Start
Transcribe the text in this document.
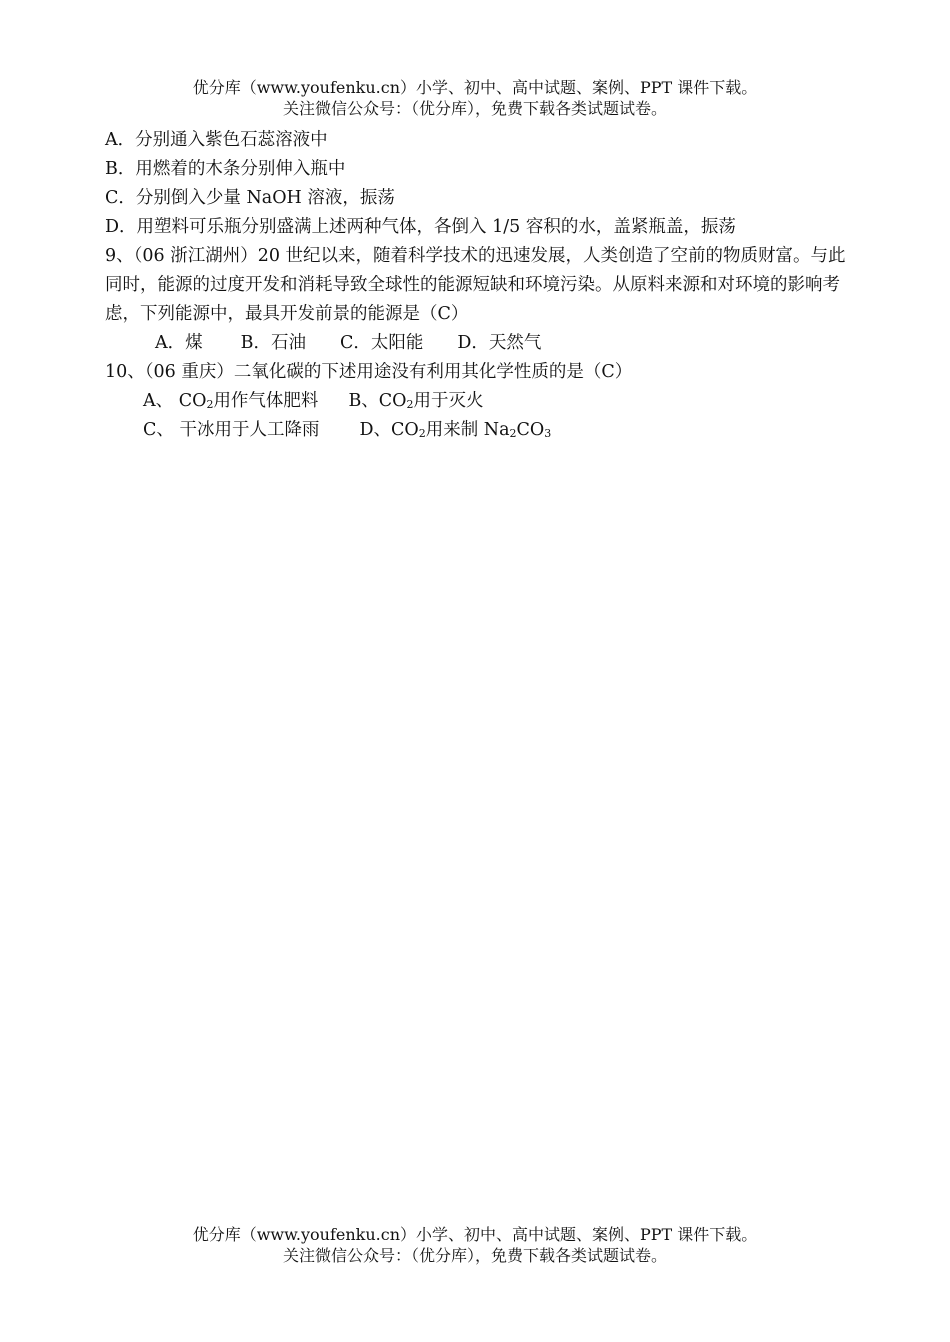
优分库（www.youfenku.cn）小学、初中、高中试题、案例、PPT 课件下载。
关注微信公众号：（优分库），免费下载各类试题试卷。
A．分别通入紫色石蕊溶液中
B．用燃着的木条分别伸入瓶中
C．分别倒入少量 NaOH 溶液，振荡
D．用塑料可乐瓶分别盛满上述两种气体，各倒入 1/5 容积的水，盖紧瓶盖，振荡
9、（06 浙江湖州）20 世纪以来，随着科学技术的迅速发展，人类创造了空前的物质财富。与此同时，能源的过度开发和消耗导致全球性的能源短缺和环境污染。从原料来源和对环境的影响考虑，下列能源中，最具开发前景的能源是（C）
A．煤 B．石油 C．太阳能 D．天然气
10、（06 重庆）二氧化碳的下述用途没有利用其化学性质的是（C）
A、 $CO_2$用作气体肥料 B、$CO_2$用于灭火
C、 干冰用于人工降雨 D、$CO_2$用来制 $Na_2CO_3$
优分库（www.youfenku.cn）小学、初中、高中试题、案例、PPT 课件下载。
关注微信公众号：（优分库），免费下载各类试题试卷。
End
> **To do**
Can you retype every record above exactly, leaving out the pictures?

> **The reply**
Transcribe the text in this document.
优分库（www.youfenku.cn）小学、初中、高中试题、案例、PPT 课件下载。
关注微信公众号：（优分库），免费下载各类试题试卷。
A．分别通入紫色石蕊溶液中
B．用燃着的木条分别伸入瓶中
C．分别倒入少量 NaOH 溶液，振荡
D．用塑料可乐瓶分别盛满上述两种气体，各倒入 1/5 容积的水，盖紧瓶盖，振荡
9、（06 浙江湖州）20 世纪以来，随着科学技术的迅速发展，人类创造了空前的物质财富。与此同时，能源的过度开发和消耗导致全球性的能源短缺和环境污染。从原料来源和对环境的影响考虑，下列能源中，最具开发前景的能源是（C）
A．煤 B．石油 C．太阳能 D．天然气
10、（06 重庆）二氧化碳的下述用途没有利用其化学性质的是（C）
A、 $CO_2$用作气体肥料 B、$CO_2$用于灭火
C、 干冰用于人工降雨 D、$CO_2$用来制 $Na_2CO_3$
优分库（www.youfenku.cn）小学、初中、高中试题、案例、PPT 课件下载。
关注微信公众号：（优分库），免费下载各类试题试卷。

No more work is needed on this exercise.